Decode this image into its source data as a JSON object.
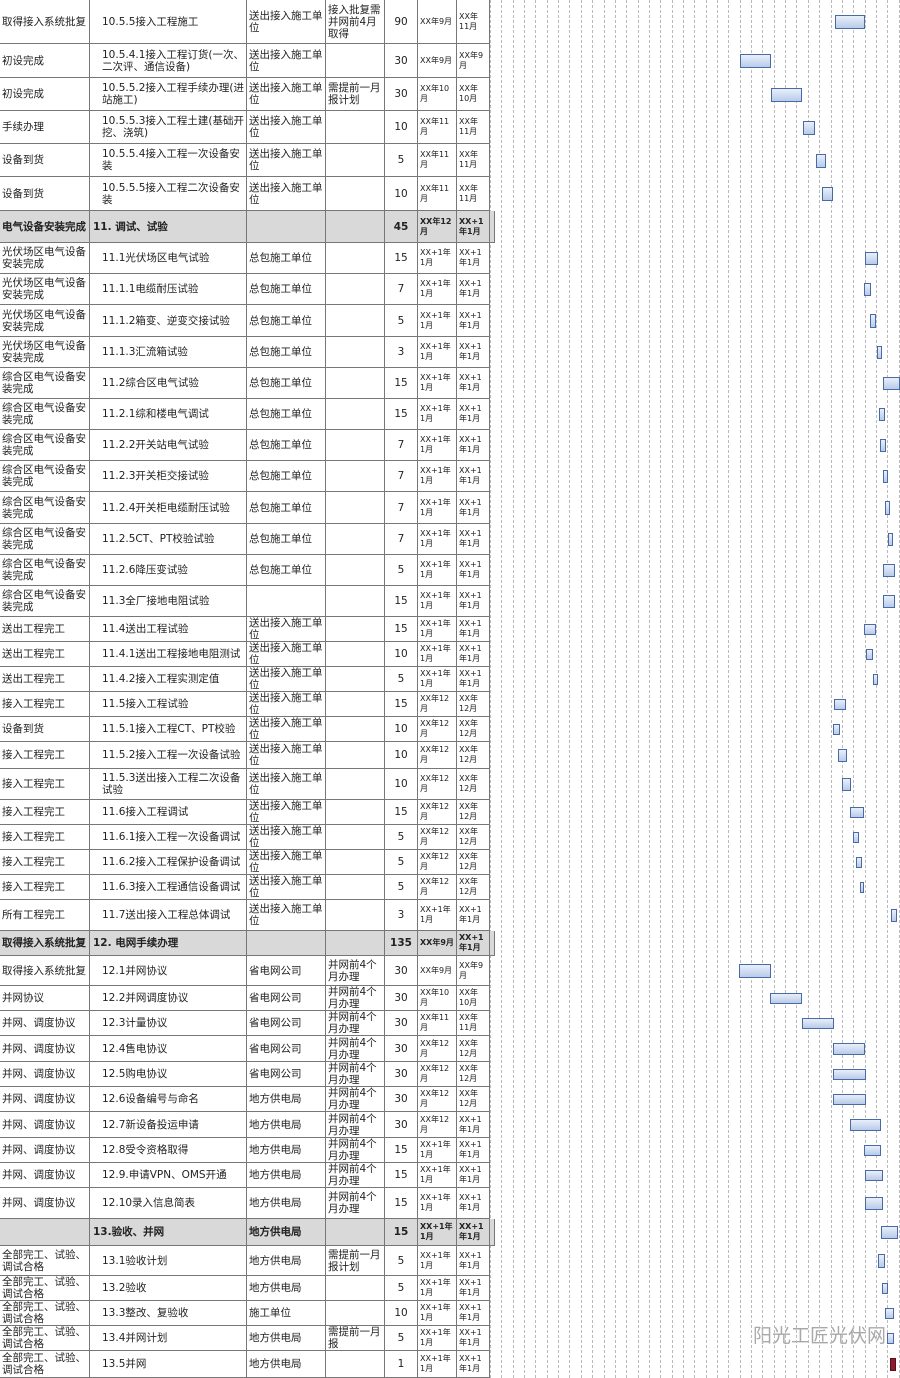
{
  "table": {
    "rows": [
      [
        "取得接入系统批复",
        "10.5.5接入工程施工",
        "送出接入施工单位",
        "接入批复需并网前4月取得",
        90,
        "XX年9月",
        "XX年11月"
      ],
      [
        "初设完成",
        "10.5.4.1接入工程订货(一次、二次评、通信设备)",
        "送出接入施工单位",
        null,
        30,
        "XX年9月",
        "XX年9月"
      ],
      [
        "初设完成",
        "10.5.5.2接入工程手续办理(进站施工)",
        "送出接入施工单位",
        "需提前一月报计划",
        30,
        "XX年10月",
        "XX年10月"
      ],
      [
        "手续办理",
        "10.5.5.3接入工程土建(基础开挖、浇筑)",
        "送出接入施工单位",
        null,
        10,
        "XX年11月",
        "XX年11月"
      ],
      [
        "设备到货",
        "10.5.5.4接入工程一次设备安装",
        "送出接入施工单位",
        null,
        5,
        "XX年11月",
        "XX年11月"
      ],
      [
        "设备到货",
        "10.5.5.5接入工程二次设备安装",
        "送出接入施工单位",
        null,
        10,
        "XX年11月",
        "XX年11月"
      ],
      [
        "电气设备安装完成",
        "11. 调试、试验",
        null,
        null,
        45,
        "XX年12月",
        "XX+1年1月"
      ],
      [
        "光伏场区电气设备安装完成",
        "11.1光伏场区电气试验",
        "总包施工单位",
        null,
        15,
        "XX+1年1月",
        "XX+1年1月"
      ],
      [
        "光伏场区电气设备安装完成",
        "11.1.1电缆耐压试验",
        "总包施工单位",
        null,
        7,
        "XX+1年1月",
        "XX+1年1月"
      ],
      [
        "光伏场区电气设备安装完成",
        "11.1.2箱变、逆变交接试验",
        "总包施工单位",
        null,
        5,
        "XX+1年1月",
        "XX+1年1月"
      ],
      [
        "光伏场区电气设备安装完成",
        "11.1.3汇流箱试验",
        "总包施工单位",
        null,
        3,
        "XX+1年1月",
        "XX+1年1月"
      ],
      [
        "综合区电气设备安装完成",
        "11.2综合区电气试验",
        "总包施工单位",
        null,
        15,
        "XX+1年1月",
        "XX+1年1月"
      ],
      [
        "综合区电气设备安装完成",
        "11.2.1综和楼电气调试",
        "总包施工单位",
        null,
        15,
        "XX+1年1月",
        "XX+1年1月"
      ],
      [
        "综合区电气设备安装完成",
        "11.2.2开关站电气试验",
        "总包施工单位",
        null,
        7,
        "XX+1年1月",
        "XX+1年1月"
      ],
      [
        "综合区电气设备安装完成",
        "11.2.3开关柜交接试验",
        "总包施工单位",
        null,
        7,
        "XX+1年1月",
        "XX+1年1月"
      ],
      [
        "综合区电气设备安装完成",
        "11.2.4开关柜电缆耐压试验",
        "总包施工单位",
        null,
        7,
        "XX+1年1月",
        "XX+1年1月"
      ],
      [
        "综合区电气设备安装完成",
        "11.2.5CT、PT校验试验",
        "总包施工单位",
        null,
        7,
        "XX+1年1月",
        "XX+1年1月"
      ],
      [
        "综合区电气设备安装完成",
        "11.2.6降压变试验",
        "总包施工单位",
        null,
        5,
        "XX+1年1月",
        "XX+1年1月"
      ],
      [
        "综合区电气设备安装完成",
        "11.3全厂接地电阻试验",
        null,
        null,
        15,
        "XX+1年1月",
        "XX+1年1月"
      ],
      [
        "送出工程完工",
        "11.4送出工程试验",
        "送出接入施工单位",
        null,
        15,
        "XX+1年1月",
        "XX+1年1月"
      ],
      [
        "送出工程完工",
        "11.4.1送出工程接地电阻测试",
        "送出接入施工单位",
        null,
        10,
        "XX+1年1月",
        "XX+1年1月"
      ],
      [
        "送出工程完工",
        "11.4.2接入工程实测定值",
        "送出接入施工单位",
        null,
        5,
        "XX+1年1月",
        "XX+1年1月"
      ],
      [
        "接入工程完工",
        "11.5接入工程试验",
        "送出接入施工单位",
        null,
        15,
        "XX年12月",
        "XX年12月"
      ],
      [
        "设备到货",
        "11.5.1接入工程CT、PT校验",
        "送出接入施工单位",
        null,
        10,
        "XX年12月",
        "XX年12月"
      ],
      [
        "接入工程完工",
        "11.5.2接入工程一次设备试验",
        "送出接入施工单位",
        null,
        10,
        "XX年12月",
        "XX年12月"
      ],
      [
        "接入工程完工",
        "11.5.3送出接入工程二次设备试验",
        "送出接入施工单位",
        null,
        10,
        "XX年12月",
        "XX年12月"
      ],
      [
        "接入工程完工",
        "11.6接入工程调试",
        "送出接入施工单位",
        null,
        15,
        "XX年12月",
        "XX年12月"
      ],
      [
        "接入工程完工",
        "11.6.1接入工程一次设备调试",
        "送出接入施工单位",
        null,
        5,
        "XX年12月",
        "XX年12月"
      ],
      [
        "接入工程完工",
        "11.6.2接入工程保护设备调试",
        "送出接入施工单位",
        null,
        5,
        "XX年12月",
        "XX年12月"
      ],
      [
        "接入工程完工",
        "11.6.3接入工程通信设备调试",
        "送出接入施工单位",
        null,
        5,
        "XX年12月",
        "XX年12月"
      ],
      [
        "所有工程完工",
        "11.7送出接入工程总体调试",
        "送出接入施工单位",
        null,
        3,
        "XX+1年1月",
        "XX+1年1月"
      ],
      [
        "取得接入系统批复",
        "12. 电网手续办理",
        null,
        null,
        135,
        "XX年9月",
        "XX+1年1月"
      ],
      [
        "取得接入系统批复",
        "12.1并网协议",
        "省电网公司",
        "并网前4个月办理",
        30,
        "XX年9月",
        "XX年9月"
      ],
      [
        "并网协议",
        "12.2并网调度协议",
        "省电网公司",
        "并网前4个月办理",
        30,
        "XX年10月",
        "XX年10月"
      ],
      [
        "并网、调度协议",
        "12.3计量协议",
        "省电网公司",
        "并网前4个月办理",
        30,
        "XX年11月",
        "XX年11月"
      ],
      [
        "并网、调度协议",
        "12.4售电协议",
        "省电网公司",
        "并网前4个月办理",
        30,
        "XX年12月",
        "XX年12月"
      ],
      [
        "并网、调度协议",
        "12.5购电协议",
        "省电网公司",
        "并网前4个月办理",
        30,
        "XX年12月",
        "XX年12月"
      ],
      [
        "并网、调度协议",
        "12.6设备编号与命名",
        "地方供电局",
        "并网前4个月办理",
        30,
        "XX年12月",
        "XX年12月"
      ],
      [
        "并网、调度协议",
        "12.7新设备投运申请",
        "地方供电局",
        "并网前4个月办理",
        30,
        "XX年12月",
        "XX+1年1月"
      ],
      [
        "并网、调度协议",
        "12.8受令资格取得",
        "地方供电局",
        "并网前4个月办理",
        15,
        "XX+1年1月",
        "XX+1年1月"
      ],
      [
        "并网、调度协议",
        "12.9.申请VPN、OMS开通",
        "地方供电局",
        "并网前4个月办理",
        15,
        "XX+1年1月",
        "XX+1年1月"
      ],
      [
        "并网、调度协议",
        "12.10录入信息简表",
        "地方供电局",
        "并网前4个月办理",
        15,
        "XX+1年1月",
        "XX+1年1月"
      ],
      [
        null,
        "13.验收、并网",
        "地方供电局",
        null,
        15,
        "XX+1年1月",
        "XX+1年1月"
      ],
      [
        "全部完工、试验、调试合格",
        "13.1验收计划",
        "地方供电局",
        "需提前一月报计划",
        5,
        "XX+1年1月",
        "XX+1年1月"
      ],
      [
        "全部完工、试验、调试合格",
        "13.2验收",
        "地方供电局",
        null,
        5,
        "XX+1年1月",
        "XX+1年1月"
      ],
      [
        "全部完工、试验、调试合格",
        "13.3整改、复验收",
        "施工单位",
        null,
        10,
        "XX+1年1月",
        "XX+1年1月"
      ],
      [
        "全部完工、试验、调试合格",
        "13.4并网计划",
        "地方供电局",
        "需提前一月报",
        5,
        "XX+1年1月",
        "XX+1年1月"
      ],
      [
        "全部完工、试验、调试合格",
        "13.5并网",
        "地方供电局",
        null,
        1,
        "XX+1年1月",
        "XX+1年1月"
      ]
    ]
  },
  "watermark": "阳光工匠光伏网"
}
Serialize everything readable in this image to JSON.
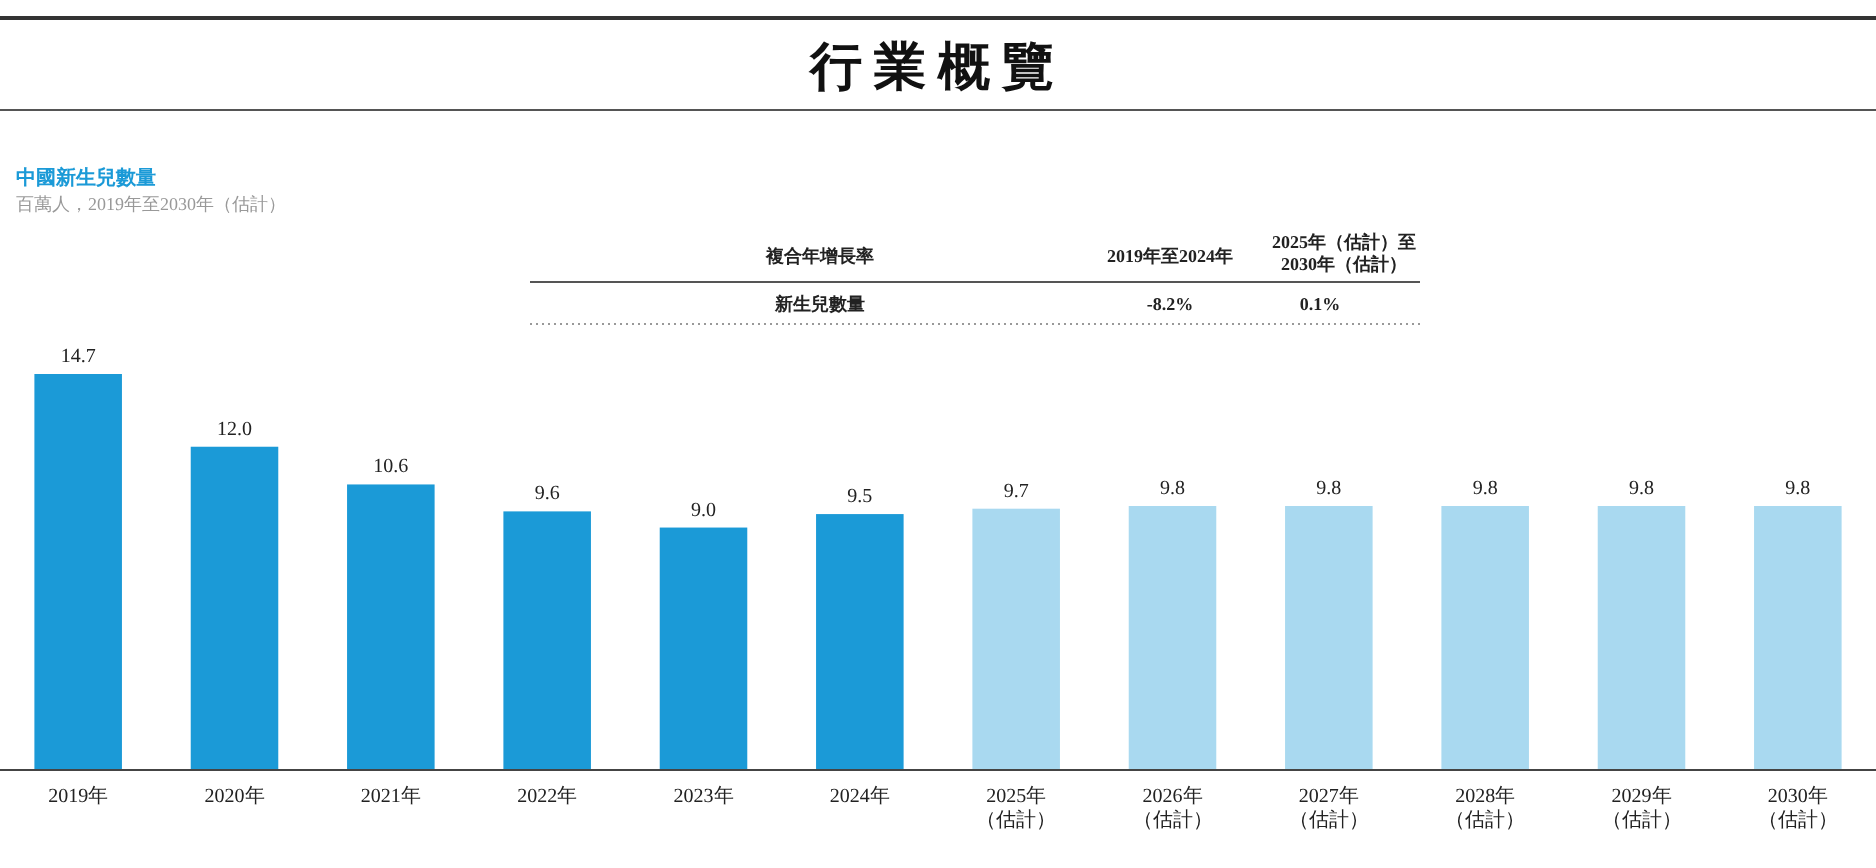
{
  "chart_data": {
    "type": "bar",
    "title": "行業概覽",
    "subtitle": "中國新生兒數量",
    "annotations": [
      "百萬人，2019年至2030年（估計）",
      "複合年增長率",
      "2019年至2024年",
      "2025年（估計）至2030年（估計）",
      "新生兒數量",
      "-8.2%",
      "0.1%"
    ],
    "categories": [
      "2019年",
      "2020年",
      "2021年",
      "2022年",
      "2023年",
      "2024年",
      "2025年（估計）",
      "2026年（估計）",
      "2027年（估計）",
      "2028年（估計）",
      "2029年（估計）",
      "2030年（估計）"
    ],
    "value_labels": [
      "14.7",
      "12.0",
      "10.6",
      "9.6",
      "9.0",
      "9.5",
      "9.7",
      "9.8",
      "9.8",
      "9.8",
      "9.8",
      "9.8"
    ],
    "values": [
      14.7,
      12.0,
      10.6,
      9.6,
      9.0,
      9.5,
      9.7,
      9.8,
      9.8,
      9.8,
      9.8,
      9.8
    ],
    "colors": [
      "#1b9ad7",
      "#1b9ad7",
      "#1b9ad7",
      "#1b9ad7",
      "#1b9ad7",
      "#1b9ad7",
      "#a9d9f0",
      "#a9d9f0",
      "#a9d9f0",
      "#a9d9f0",
      "#a9d9f0",
      "#a9d9f0"
    ],
    "tick_labels": "x"
  }
}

+++

→ Given problem:
Consider the entries above and return each line with the string "this".

→ Finished answer:
Decode this image into its source data as a JSON object.
Serialize everything readable in this image to JSON.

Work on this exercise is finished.